(What to work on)
Among the records below, find each line that includes the string "other" and copy it.

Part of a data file

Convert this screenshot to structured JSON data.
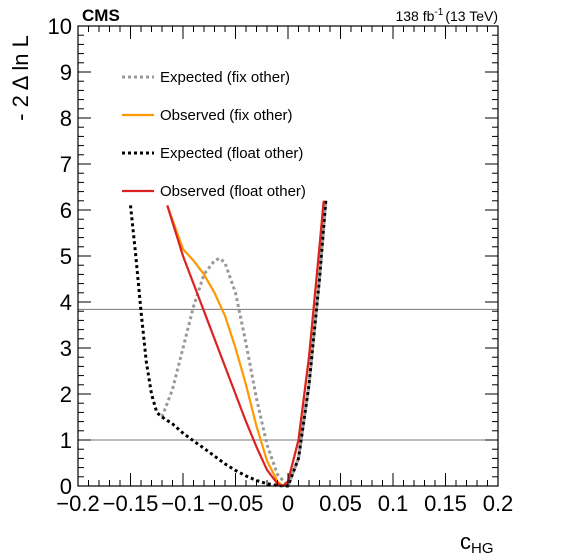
{
  "chart_data": {
    "type": "line",
    "experiment_label": "CMS",
    "lumi_label": "138 fb",
    "lumi_exponent": "-1",
    "energy_label": "(13 TeV)",
    "xlabel_main": "c",
    "xlabel_sub": "HG",
    "ylabel": "- 2 Δ ln L",
    "xlim": [
      -0.2,
      0.2
    ],
    "ylim": [
      0,
      10
    ],
    "xticks": [
      -0.2,
      -0.15,
      -0.1,
      -0.05,
      0,
      0.05,
      0.1,
      0.15,
      0.2
    ],
    "xtick_labels": [
      "−0.2",
      "−0.15",
      "−0.1",
      "−0.05",
      "0",
      "0.05",
      "0.1",
      "0.15",
      "0.2"
    ],
    "yticks": [
      0,
      1,
      2,
      3,
      4,
      5,
      6,
      7,
      8,
      9,
      10
    ],
    "ytick_labels": [
      "0",
      "1",
      "2",
      "3",
      "4",
      "5",
      "6",
      "7",
      "8",
      "9",
      "10"
    ],
    "reference_lines": [
      1.0,
      3.84
    ],
    "grid": false,
    "legend_position": "top-left",
    "series": [
      {
        "name": "Expected (fix other)",
        "color": "#999999",
        "style": "dotted",
        "x": [
          -0.12,
          -0.11,
          -0.1,
          -0.09,
          -0.08,
          -0.07,
          -0.065,
          -0.06,
          -0.05,
          -0.04,
          -0.03,
          -0.02,
          -0.01,
          0,
          0.01,
          0.02,
          0.03,
          0.036
        ],
        "y": [
          1.5,
          2.1,
          3.0,
          3.9,
          4.6,
          4.9,
          4.95,
          4.85,
          4.2,
          3.1,
          1.9,
          0.9,
          0.25,
          0,
          0.6,
          2.2,
          4.5,
          6.2
        ]
      },
      {
        "name": "Observed (fix other)",
        "color": "#ff9900",
        "style": "solid",
        "x": [
          -0.115,
          -0.1,
          -0.09,
          -0.08,
          -0.07,
          -0.06,
          -0.05,
          -0.04,
          -0.03,
          -0.02,
          -0.01,
          -0.005,
          0,
          0.01,
          0.02,
          0.03,
          0.034
        ],
        "y": [
          6.1,
          5.15,
          4.9,
          4.6,
          4.2,
          3.7,
          3.0,
          2.2,
          1.3,
          0.55,
          0.1,
          0,
          0.1,
          1.0,
          2.8,
          5.2,
          6.2
        ]
      },
      {
        "name": "Expected (float other)",
        "color": "#000000",
        "style": "dotted",
        "x": [
          -0.15,
          -0.145,
          -0.14,
          -0.135,
          -0.13,
          -0.125,
          -0.12,
          -0.11,
          -0.1,
          -0.09,
          -0.08,
          -0.07,
          -0.06,
          -0.05,
          -0.04,
          -0.03,
          -0.02,
          -0.01,
          0,
          0.01,
          0.02,
          0.03,
          0.036
        ],
        "y": [
          6.1,
          5.0,
          3.8,
          2.7,
          2.0,
          1.6,
          1.5,
          1.35,
          1.15,
          0.98,
          0.82,
          0.65,
          0.48,
          0.34,
          0.22,
          0.12,
          0.05,
          0.01,
          0,
          0.6,
          2.2,
          4.5,
          6.2
        ]
      },
      {
        "name": "Observed (float other)",
        "color": "#dd2222",
        "style": "solid",
        "x": [
          -0.115,
          -0.1,
          -0.09,
          -0.08,
          -0.07,
          -0.06,
          -0.05,
          -0.04,
          -0.03,
          -0.02,
          -0.01,
          -0.005,
          0,
          0.01,
          0.02,
          0.03,
          0.034
        ],
        "y": [
          6.1,
          5.0,
          4.4,
          3.8,
          3.2,
          2.6,
          2.0,
          1.4,
          0.85,
          0.35,
          0.05,
          0,
          0.1,
          1.0,
          2.8,
          5.2,
          6.2
        ]
      }
    ]
  }
}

(Answer)
        "name": "Expected (fix other)",
        "name": "Observed (fix other)",
        "name": "Expected (float other)",
        "name": "Observed (float other)",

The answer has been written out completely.